Using the records below, locate all lines containing "Wang" and return them.

====================

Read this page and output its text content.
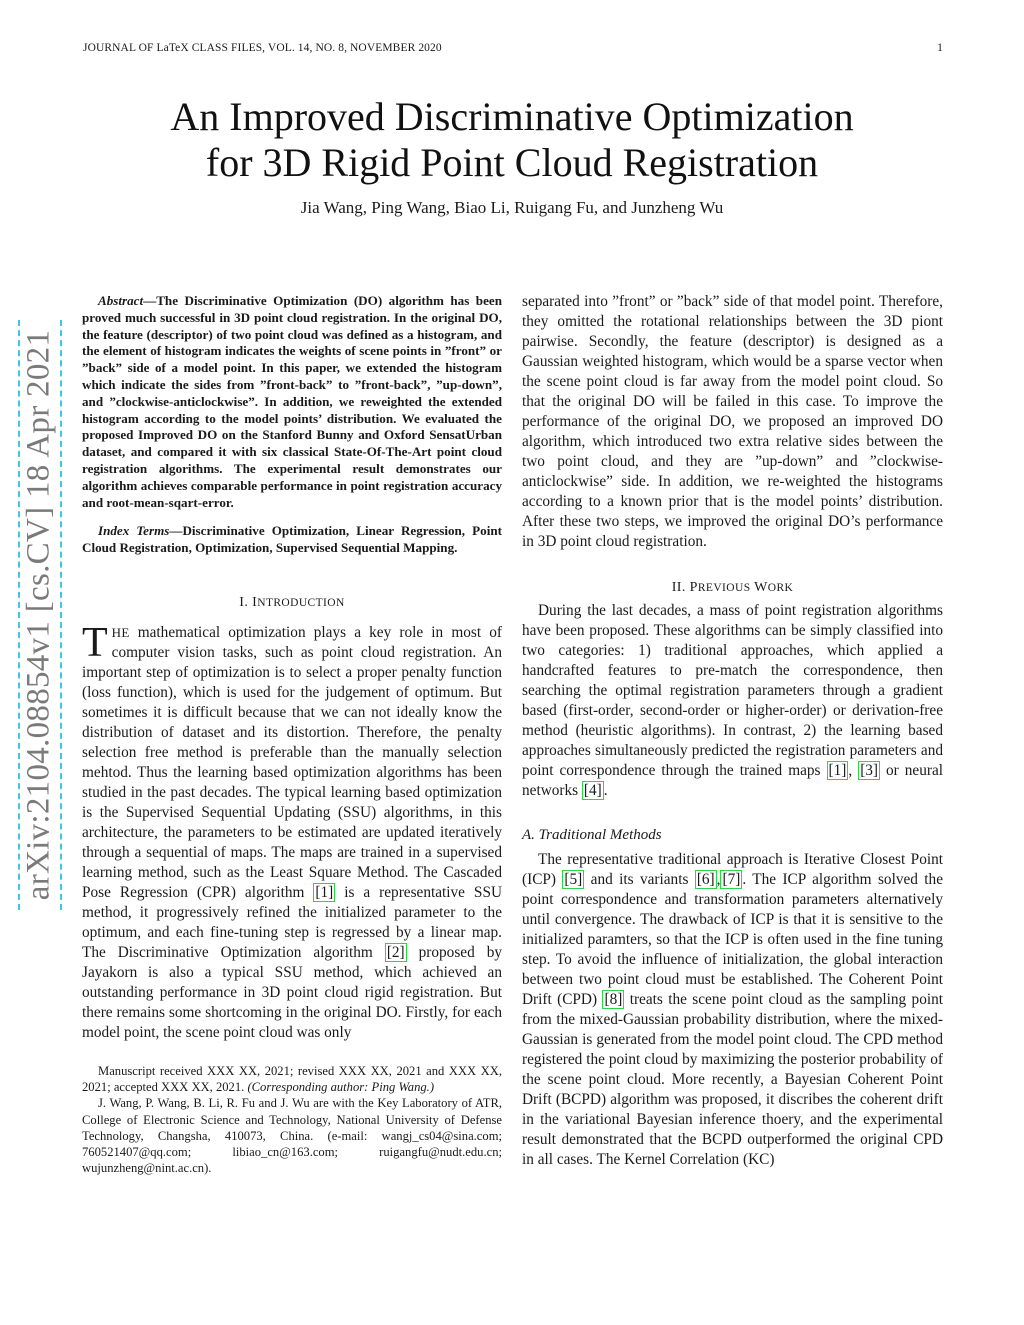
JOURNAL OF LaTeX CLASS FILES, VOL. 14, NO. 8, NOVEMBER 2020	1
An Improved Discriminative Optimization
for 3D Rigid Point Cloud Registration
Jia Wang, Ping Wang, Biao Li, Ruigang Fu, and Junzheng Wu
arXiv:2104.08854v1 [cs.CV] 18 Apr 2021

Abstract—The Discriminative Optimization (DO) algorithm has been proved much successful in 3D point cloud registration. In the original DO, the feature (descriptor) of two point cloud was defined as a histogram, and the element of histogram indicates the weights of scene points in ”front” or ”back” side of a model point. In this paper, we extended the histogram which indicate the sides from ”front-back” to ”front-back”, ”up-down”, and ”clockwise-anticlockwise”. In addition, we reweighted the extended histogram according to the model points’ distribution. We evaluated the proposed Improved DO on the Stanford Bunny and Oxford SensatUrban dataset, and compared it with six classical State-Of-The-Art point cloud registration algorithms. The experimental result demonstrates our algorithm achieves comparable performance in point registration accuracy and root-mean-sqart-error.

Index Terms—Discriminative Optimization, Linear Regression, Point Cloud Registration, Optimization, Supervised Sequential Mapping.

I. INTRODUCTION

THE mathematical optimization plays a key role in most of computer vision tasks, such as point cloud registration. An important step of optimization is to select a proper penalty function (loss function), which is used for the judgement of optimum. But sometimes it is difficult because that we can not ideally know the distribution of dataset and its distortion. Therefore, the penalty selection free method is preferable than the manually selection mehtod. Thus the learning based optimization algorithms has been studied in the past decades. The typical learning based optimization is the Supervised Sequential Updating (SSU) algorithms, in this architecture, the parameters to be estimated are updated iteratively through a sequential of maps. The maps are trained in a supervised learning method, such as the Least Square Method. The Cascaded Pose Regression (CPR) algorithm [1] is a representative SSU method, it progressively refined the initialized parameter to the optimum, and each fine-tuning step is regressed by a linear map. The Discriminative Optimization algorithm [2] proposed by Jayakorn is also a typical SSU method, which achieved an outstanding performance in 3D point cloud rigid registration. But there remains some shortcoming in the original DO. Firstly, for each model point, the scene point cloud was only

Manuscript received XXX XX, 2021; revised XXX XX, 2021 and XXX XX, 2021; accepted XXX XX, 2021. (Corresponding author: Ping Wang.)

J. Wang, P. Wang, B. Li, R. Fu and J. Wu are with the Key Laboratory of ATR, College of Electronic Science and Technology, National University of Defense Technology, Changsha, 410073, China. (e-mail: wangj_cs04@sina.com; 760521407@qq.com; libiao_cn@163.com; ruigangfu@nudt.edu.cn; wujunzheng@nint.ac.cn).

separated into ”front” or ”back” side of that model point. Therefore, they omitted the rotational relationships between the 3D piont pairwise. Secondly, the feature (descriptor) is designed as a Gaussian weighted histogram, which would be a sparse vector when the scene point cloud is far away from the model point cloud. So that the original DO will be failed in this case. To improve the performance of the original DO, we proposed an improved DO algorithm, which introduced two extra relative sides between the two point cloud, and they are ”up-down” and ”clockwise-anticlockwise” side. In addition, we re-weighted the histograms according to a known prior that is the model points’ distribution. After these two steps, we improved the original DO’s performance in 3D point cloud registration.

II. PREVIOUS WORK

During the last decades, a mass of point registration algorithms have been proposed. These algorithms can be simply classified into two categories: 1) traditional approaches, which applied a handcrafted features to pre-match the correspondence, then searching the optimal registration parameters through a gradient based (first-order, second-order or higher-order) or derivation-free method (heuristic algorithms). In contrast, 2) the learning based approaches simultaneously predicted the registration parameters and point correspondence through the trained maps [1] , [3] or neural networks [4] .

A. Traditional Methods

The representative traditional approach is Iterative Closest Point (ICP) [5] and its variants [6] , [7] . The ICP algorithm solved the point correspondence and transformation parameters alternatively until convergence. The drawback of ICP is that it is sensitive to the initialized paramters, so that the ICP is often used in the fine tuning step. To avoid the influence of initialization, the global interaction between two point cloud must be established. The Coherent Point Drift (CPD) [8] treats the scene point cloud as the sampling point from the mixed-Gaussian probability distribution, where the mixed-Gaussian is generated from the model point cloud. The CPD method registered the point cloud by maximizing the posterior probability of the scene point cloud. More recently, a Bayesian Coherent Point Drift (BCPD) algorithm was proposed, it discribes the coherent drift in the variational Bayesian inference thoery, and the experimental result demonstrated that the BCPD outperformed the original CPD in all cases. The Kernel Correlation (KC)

====================

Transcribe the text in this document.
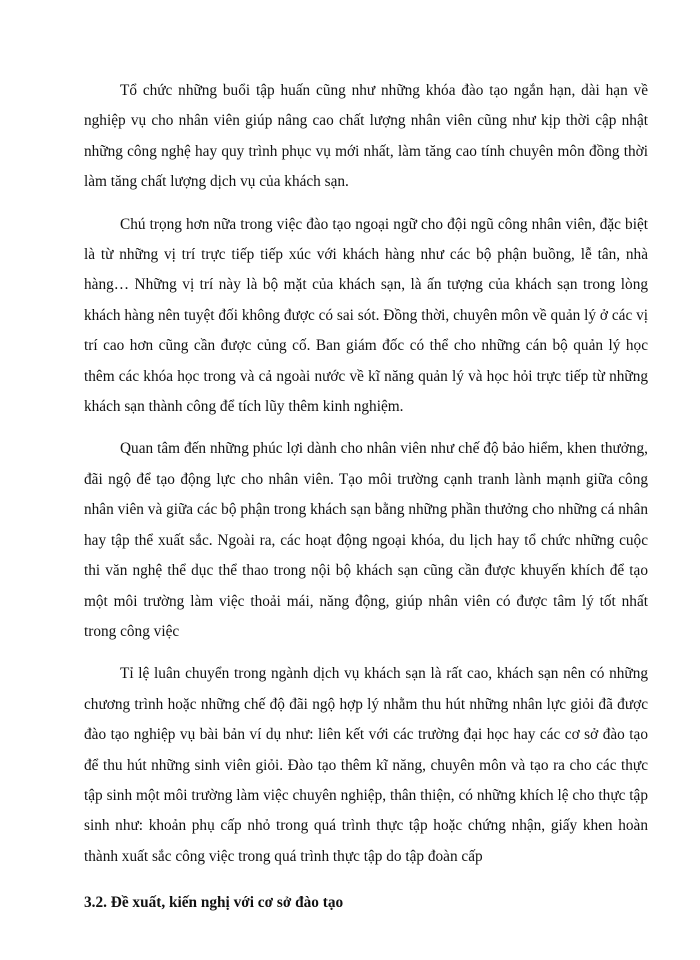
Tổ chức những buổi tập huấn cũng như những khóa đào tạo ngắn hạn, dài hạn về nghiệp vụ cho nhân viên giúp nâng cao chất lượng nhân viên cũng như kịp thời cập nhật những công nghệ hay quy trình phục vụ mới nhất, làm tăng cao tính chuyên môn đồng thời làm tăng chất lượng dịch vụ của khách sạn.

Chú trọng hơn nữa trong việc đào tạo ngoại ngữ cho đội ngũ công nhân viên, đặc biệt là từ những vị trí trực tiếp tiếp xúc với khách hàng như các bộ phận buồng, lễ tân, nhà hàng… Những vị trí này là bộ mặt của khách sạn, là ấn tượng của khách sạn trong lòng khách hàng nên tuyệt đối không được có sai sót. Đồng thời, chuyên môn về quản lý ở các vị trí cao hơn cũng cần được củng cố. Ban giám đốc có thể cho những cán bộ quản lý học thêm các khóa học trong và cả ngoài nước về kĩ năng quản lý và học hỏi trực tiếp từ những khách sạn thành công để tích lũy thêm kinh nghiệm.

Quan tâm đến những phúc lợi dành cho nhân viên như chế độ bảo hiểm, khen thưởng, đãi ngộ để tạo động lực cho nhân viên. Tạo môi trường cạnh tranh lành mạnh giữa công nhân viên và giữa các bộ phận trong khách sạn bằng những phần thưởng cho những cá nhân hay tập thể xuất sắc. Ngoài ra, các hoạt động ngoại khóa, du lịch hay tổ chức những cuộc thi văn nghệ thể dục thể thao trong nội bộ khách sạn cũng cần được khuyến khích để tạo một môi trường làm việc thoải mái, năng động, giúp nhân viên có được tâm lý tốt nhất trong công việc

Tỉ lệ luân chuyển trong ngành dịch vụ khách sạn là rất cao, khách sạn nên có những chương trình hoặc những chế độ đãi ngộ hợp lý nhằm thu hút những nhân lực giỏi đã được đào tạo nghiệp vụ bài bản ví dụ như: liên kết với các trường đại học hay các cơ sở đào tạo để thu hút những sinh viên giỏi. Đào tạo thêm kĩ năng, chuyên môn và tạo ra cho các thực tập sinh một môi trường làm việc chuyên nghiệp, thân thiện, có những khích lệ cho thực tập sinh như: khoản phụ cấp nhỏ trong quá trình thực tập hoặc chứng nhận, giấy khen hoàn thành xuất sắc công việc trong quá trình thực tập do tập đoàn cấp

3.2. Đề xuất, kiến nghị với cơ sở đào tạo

====================

Completed exercise:
Jia Wang, Ping Wang, Biao Li, Ruigang Fu, and Junzheng Wu
Manuscript received XXX XX, 2021; revised XXX XX, 2021 and XXX XX, 2021; accepted XXX XX, 2021. (Corresponding author: Ping Wang.)
J. Wang, P. Wang, B. Li, R. Fu and J. Wu are with the Key Laboratory of ATR, College of Electronic Science and Technology, National University of Defense Technology, Changsha, 410073, China. (e-mail: wangj_cs04@sina.com; 760521407@qq.com; libiao_cn@163.com; ruigangfu@nudt.edu.cn; wujunzheng@nint.ac.cn).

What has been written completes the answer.